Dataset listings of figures
────────────────────────────────────────
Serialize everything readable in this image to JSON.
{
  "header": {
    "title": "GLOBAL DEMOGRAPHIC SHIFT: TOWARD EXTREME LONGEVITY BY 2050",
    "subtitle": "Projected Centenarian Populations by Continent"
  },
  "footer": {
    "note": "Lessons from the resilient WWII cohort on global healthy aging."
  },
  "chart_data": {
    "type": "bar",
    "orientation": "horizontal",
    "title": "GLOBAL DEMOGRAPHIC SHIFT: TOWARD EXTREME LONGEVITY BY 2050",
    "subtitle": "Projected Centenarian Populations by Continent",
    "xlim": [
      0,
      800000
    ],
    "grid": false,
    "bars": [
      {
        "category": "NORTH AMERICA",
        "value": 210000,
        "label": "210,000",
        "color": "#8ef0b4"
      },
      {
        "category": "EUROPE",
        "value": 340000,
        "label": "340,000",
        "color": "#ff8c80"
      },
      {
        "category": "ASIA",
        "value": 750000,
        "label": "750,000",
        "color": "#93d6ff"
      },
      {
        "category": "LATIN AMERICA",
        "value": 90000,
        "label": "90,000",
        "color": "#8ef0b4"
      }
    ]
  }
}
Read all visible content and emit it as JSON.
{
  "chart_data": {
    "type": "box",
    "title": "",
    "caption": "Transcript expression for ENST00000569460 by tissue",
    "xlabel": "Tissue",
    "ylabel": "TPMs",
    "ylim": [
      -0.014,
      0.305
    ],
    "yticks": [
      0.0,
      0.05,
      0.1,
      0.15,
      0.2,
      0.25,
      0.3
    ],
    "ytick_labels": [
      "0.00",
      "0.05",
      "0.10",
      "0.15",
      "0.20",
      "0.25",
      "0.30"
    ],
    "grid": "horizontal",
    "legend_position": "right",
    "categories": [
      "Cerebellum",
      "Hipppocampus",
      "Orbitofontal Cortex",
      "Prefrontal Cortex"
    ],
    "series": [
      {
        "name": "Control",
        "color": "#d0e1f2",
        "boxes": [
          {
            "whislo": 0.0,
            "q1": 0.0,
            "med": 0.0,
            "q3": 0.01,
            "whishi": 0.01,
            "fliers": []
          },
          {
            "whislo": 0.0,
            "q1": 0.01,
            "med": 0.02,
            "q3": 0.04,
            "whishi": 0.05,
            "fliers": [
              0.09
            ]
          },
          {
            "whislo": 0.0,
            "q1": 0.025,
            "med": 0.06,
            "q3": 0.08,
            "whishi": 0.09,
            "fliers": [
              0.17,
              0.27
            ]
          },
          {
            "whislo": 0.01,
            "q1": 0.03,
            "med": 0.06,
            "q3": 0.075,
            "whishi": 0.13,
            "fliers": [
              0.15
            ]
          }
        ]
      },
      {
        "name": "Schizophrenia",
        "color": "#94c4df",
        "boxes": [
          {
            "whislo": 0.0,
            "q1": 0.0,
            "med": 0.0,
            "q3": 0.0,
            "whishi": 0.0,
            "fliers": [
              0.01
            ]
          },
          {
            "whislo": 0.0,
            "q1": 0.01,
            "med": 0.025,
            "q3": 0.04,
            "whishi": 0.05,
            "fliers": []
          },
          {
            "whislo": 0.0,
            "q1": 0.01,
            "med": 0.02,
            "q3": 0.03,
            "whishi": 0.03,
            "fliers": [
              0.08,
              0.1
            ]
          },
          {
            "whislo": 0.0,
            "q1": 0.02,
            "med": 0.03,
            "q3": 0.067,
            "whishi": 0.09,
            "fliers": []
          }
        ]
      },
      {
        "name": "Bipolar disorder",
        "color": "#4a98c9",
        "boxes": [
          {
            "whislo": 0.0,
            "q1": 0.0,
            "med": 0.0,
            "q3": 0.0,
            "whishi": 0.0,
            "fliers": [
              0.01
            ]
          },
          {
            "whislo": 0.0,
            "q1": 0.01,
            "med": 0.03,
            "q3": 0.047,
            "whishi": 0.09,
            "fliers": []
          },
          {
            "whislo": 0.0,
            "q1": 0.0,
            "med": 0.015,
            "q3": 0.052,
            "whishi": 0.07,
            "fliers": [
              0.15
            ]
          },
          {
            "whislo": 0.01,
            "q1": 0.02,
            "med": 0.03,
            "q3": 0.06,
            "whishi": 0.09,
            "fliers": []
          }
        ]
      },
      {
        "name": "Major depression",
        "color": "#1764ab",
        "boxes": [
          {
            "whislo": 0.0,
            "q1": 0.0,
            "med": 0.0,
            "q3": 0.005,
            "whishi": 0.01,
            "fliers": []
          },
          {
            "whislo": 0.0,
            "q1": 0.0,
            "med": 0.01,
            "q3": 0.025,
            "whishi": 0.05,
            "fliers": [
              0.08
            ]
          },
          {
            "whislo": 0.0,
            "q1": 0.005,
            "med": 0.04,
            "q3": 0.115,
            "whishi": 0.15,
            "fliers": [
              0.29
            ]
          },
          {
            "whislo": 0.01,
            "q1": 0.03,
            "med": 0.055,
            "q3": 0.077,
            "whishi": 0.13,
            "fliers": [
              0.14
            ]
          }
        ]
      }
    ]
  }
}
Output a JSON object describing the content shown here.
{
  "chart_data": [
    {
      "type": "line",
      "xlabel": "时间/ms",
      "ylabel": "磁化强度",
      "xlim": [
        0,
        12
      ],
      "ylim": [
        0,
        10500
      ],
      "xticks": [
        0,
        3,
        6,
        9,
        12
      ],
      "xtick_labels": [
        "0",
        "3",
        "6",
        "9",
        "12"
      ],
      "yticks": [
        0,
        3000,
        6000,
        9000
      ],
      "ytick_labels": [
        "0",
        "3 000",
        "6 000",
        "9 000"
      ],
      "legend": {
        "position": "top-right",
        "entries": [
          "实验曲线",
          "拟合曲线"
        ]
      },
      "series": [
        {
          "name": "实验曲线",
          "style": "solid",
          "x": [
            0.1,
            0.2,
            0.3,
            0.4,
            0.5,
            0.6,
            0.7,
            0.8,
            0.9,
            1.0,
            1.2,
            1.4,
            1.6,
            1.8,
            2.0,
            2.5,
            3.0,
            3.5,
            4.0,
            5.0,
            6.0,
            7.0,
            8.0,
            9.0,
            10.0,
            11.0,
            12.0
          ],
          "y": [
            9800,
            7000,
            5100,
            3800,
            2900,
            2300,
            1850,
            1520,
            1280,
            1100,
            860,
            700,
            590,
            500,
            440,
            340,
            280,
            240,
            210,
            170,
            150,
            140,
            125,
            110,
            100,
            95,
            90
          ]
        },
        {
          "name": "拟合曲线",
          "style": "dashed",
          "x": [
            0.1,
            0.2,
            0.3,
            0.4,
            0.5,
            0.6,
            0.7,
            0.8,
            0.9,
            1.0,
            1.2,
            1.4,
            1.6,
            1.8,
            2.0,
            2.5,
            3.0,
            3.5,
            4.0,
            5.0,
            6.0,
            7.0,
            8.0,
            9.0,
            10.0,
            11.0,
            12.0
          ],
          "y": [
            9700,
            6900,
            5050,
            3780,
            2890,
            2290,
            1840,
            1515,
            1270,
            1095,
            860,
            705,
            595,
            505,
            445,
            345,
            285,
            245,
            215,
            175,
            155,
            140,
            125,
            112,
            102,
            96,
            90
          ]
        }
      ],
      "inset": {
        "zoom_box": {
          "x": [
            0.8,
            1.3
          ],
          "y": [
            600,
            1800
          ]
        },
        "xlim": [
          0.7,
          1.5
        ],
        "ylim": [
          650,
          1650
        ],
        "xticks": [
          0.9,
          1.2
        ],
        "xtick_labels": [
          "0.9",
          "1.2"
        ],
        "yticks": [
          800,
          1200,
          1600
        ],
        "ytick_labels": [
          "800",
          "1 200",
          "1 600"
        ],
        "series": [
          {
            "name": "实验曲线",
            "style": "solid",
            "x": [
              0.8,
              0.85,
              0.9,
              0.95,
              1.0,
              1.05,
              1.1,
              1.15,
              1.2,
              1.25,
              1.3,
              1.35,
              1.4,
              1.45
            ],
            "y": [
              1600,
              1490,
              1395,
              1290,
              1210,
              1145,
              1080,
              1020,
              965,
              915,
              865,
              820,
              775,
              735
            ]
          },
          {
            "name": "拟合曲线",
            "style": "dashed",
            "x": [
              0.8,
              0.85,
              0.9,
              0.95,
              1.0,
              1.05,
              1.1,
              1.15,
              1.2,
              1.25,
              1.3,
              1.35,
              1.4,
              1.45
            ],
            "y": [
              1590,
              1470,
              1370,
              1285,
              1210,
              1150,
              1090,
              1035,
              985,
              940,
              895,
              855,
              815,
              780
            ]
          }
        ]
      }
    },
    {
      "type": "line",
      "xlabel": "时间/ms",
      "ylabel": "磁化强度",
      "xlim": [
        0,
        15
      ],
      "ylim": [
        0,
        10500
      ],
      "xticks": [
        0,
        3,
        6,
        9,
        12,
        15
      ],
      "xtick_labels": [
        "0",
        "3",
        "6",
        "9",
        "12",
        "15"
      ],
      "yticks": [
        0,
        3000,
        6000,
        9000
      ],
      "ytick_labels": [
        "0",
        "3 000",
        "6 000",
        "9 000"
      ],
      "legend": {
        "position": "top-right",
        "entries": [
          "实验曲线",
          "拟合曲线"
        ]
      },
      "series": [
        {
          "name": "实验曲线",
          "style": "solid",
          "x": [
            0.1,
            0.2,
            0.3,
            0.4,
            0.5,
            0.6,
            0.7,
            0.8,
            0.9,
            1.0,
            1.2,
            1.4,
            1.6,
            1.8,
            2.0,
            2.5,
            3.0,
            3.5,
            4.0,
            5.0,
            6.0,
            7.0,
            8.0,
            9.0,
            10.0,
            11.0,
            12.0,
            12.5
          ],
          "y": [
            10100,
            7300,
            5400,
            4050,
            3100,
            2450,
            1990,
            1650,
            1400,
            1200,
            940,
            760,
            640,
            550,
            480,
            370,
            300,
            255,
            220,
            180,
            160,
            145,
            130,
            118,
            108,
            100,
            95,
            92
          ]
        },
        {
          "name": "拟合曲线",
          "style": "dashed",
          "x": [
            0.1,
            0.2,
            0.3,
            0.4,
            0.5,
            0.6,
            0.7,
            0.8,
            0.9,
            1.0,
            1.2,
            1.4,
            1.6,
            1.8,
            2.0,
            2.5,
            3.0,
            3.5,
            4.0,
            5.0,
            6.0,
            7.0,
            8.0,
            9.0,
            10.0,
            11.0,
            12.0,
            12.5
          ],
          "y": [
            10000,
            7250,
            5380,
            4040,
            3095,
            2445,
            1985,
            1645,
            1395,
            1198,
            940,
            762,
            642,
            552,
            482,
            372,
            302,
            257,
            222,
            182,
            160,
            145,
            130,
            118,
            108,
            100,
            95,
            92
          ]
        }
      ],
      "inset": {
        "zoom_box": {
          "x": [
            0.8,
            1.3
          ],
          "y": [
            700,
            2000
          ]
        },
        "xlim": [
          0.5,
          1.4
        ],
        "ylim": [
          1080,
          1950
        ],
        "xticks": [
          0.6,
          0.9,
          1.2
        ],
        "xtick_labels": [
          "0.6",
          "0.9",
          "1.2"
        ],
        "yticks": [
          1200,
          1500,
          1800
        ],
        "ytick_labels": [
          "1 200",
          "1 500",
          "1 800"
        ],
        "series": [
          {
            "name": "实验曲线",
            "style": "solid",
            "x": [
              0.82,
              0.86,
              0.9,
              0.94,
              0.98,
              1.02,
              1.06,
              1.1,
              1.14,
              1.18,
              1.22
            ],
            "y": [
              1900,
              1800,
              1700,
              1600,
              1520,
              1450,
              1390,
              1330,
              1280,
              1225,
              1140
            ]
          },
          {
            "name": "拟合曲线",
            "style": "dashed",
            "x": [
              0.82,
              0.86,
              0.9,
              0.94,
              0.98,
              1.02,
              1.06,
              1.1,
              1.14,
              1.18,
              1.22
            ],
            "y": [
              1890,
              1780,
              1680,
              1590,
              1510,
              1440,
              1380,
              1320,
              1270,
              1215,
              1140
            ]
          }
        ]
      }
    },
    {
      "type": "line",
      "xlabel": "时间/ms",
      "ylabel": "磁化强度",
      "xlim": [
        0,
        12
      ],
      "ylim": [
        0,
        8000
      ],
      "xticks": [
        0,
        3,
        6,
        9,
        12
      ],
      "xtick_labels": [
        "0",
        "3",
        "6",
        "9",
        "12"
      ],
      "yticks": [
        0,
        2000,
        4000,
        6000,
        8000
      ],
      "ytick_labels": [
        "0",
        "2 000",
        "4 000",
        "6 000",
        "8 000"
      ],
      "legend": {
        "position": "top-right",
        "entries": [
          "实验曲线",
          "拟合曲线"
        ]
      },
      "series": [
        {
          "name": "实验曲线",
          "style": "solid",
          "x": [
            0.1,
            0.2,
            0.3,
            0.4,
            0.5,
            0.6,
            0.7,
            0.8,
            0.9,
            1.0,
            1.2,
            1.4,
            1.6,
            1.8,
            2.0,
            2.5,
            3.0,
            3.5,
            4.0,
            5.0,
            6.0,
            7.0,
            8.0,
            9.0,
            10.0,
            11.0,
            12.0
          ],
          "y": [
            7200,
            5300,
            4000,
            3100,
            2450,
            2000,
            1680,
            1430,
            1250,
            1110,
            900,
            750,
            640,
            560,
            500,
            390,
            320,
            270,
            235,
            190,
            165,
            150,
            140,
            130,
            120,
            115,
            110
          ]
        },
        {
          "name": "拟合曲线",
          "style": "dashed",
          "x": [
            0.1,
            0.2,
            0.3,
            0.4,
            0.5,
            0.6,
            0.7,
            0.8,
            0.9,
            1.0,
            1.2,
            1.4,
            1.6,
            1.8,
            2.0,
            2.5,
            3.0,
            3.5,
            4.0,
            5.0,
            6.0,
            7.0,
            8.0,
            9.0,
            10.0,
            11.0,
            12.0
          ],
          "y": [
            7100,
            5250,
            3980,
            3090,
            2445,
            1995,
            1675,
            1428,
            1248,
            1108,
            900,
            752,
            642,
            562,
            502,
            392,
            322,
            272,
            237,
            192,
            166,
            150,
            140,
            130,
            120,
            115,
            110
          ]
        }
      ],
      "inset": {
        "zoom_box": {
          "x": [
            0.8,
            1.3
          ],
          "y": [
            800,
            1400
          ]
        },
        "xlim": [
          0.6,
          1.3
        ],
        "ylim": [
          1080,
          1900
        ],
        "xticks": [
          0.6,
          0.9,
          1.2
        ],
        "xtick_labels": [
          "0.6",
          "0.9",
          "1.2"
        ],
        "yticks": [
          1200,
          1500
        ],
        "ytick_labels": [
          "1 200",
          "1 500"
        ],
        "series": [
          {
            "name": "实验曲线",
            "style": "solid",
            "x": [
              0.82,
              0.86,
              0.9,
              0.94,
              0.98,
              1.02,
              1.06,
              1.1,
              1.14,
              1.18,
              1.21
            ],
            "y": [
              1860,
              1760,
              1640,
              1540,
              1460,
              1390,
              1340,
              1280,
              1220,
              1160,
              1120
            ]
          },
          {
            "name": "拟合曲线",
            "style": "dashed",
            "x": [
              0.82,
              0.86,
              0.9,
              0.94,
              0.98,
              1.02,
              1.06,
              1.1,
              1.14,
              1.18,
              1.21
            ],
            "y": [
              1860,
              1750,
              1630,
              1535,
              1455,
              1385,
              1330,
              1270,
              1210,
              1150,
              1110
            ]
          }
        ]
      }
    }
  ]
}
────────────────────────────────────────
__WRITTEN PROBLEM__: State how many lines above contain the string "value", with no other words.

__RIGHT ANSWER__: 4